▽
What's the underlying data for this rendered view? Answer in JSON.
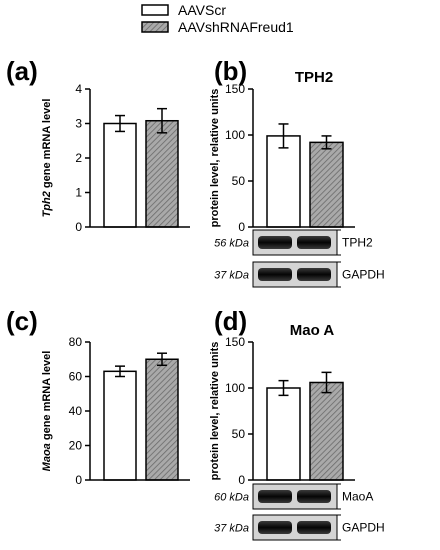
{
  "legend": [
    {
      "name": "AAVScr",
      "color": "#ffffff"
    },
    {
      "name": "AAVshRNAFreud1",
      "color": "#a9a9a9",
      "pattern": "diagonal-hatch"
    }
  ],
  "chart_data": [
    {
      "type": "bar",
      "panel": "(a)",
      "title": "",
      "ylabel_gene": "Tph2",
      "ylabel_rest": " gene mRNA level",
      "categories": [
        "AAVScr",
        "AAVshRNAFreud1"
      ],
      "values": [
        3.0,
        3.08
      ],
      "errors": [
        0.23,
        0.35
      ],
      "ylim": [
        0,
        4
      ],
      "yticks": [
        0,
        1,
        2,
        3,
        4
      ],
      "ytick_labels": [
        "0",
        "1",
        "2",
        "3",
        "4"
      ],
      "blots": []
    },
    {
      "type": "bar",
      "panel": "(b)",
      "title": "TPH2",
      "ylabel_gene": "",
      "ylabel_rest": "protein level, relative units",
      "categories": [
        "AAVScr",
        "AAVshRNAFreud1"
      ],
      "values": [
        99,
        92
      ],
      "errors": [
        13,
        7
      ],
      "ylim": [
        0,
        150
      ],
      "yticks": [
        0,
        50,
        100,
        150
      ],
      "ytick_labels": [
        "0",
        "50",
        "100",
        "150"
      ],
      "blots": [
        {
          "kda": "56 kDa",
          "name": "TPH2"
        },
        {
          "kda": "37 kDa",
          "name": "GAPDH"
        }
      ]
    },
    {
      "type": "bar",
      "panel": "(c)",
      "title": "",
      "ylabel_gene": "Maoa",
      "ylabel_rest": " gene mRNA level",
      "categories": [
        "AAVScr",
        "AAVshRNAFreud1"
      ],
      "values": [
        63,
        70
      ],
      "errors": [
        3,
        3.5
      ],
      "ylim": [
        0,
        80
      ],
      "yticks": [
        0,
        20,
        40,
        60,
        80
      ],
      "ytick_labels": [
        "0",
        "20",
        "40",
        "60",
        "80"
      ],
      "blots": []
    },
    {
      "type": "bar",
      "panel": "(d)",
      "title": "Mao A",
      "ylabel_gene": "",
      "ylabel_rest": "protein level, relative units",
      "categories": [
        "AAVScr",
        "AAVshRNAFreud1"
      ],
      "values": [
        100,
        106
      ],
      "errors": [
        8,
        11
      ],
      "ylim": [
        0,
        150
      ],
      "yticks": [
        0,
        50,
        100,
        150
      ],
      "ytick_labels": [
        "0",
        "50",
        "100",
        "150"
      ],
      "blots": [
        {
          "kda": "60 kDa",
          "name": "MaoA"
        },
        {
          "kda": "37 kDa",
          "name": "GAPDH"
        }
      ]
    }
  ]
}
△
→ Task item
Could you output every record above exactly as written, leaving out the pictures?

→ Task response
What's the underlying data for this rendered view? Answer in JSON.
{
  "legend": [
    {
      "name": "AAVScr",
      "color": "#ffffff"
    },
    {
      "name": "AAVshRNAFreud1",
      "color": "#a9a9a9",
      "pattern": "diagonal-hatch"
    }
  ],
  "chart_data": [
    {
      "type": "bar",
      "panel": "(a)",
      "title": "",
      "ylabel_gene": "Tph2",
      "ylabel_rest": " gene mRNA level",
      "categories": [
        "AAVScr",
        "AAVshRNAFreud1"
      ],
      "values": [
        3.0,
        3.08
      ],
      "errors": [
        0.23,
        0.35
      ],
      "ylim": [
        0,
        4
      ],
      "yticks": [
        0,
        1,
        2,
        3,
        4
      ],
      "ytick_labels": [
        "0",
        "1",
        "2",
        "3",
        "4"
      ],
      "blots": []
    },
    {
      "type": "bar",
      "panel": "(b)",
      "title": "TPH2",
      "ylabel_gene": "",
      "ylabel_rest": "protein level, relative units",
      "categories": [
        "AAVScr",
        "AAVshRNAFreud1"
      ],
      "values": [
        99,
        92
      ],
      "errors": [
        13,
        7
      ],
      "ylim": [
        0,
        150
      ],
      "yticks": [
        0,
        50,
        100,
        150
      ],
      "ytick_labels": [
        "0",
        "50",
        "100",
        "150"
      ],
      "blots": [
        {
          "kda": "56 kDa",
          "name": "TPH2"
        },
        {
          "kda": "37 kDa",
          "name": "GAPDH"
        }
      ]
    },
    {
      "type": "bar",
      "panel": "(c)",
      "title": "",
      "ylabel_gene": "Maoa",
      "ylabel_rest": " gene mRNA level",
      "categories": [
        "AAVScr",
        "AAVshRNAFreud1"
      ],
      "values": [
        63,
        70
      ],
      "errors": [
        3,
        3.5
      ],
      "ylim": [
        0,
        80
      ],
      "yticks": [
        0,
        20,
        40,
        60,
        80
      ],
      "ytick_labels": [
        "0",
        "20",
        "40",
        "60",
        "80"
      ],
      "blots": []
    },
    {
      "type": "bar",
      "panel": "(d)",
      "title": "Mao A",
      "ylabel_gene": "",
      "ylabel_rest": "protein level, relative units",
      "categories": [
        "AAVScr",
        "AAVshRNAFreud1"
      ],
      "values": [
        100,
        106
      ],
      "errors": [
        8,
        11
      ],
      "ylim": [
        0,
        150
      ],
      "yticks": [
        0,
        50,
        100,
        150
      ],
      "ytick_labels": [
        "0",
        "50",
        "100",
        "150"
      ],
      "blots": [
        {
          "kda": "60 kDa",
          "name": "MaoA"
        },
        {
          "kda": "37 kDa",
          "name": "GAPDH"
        }
      ]
    }
  ]
}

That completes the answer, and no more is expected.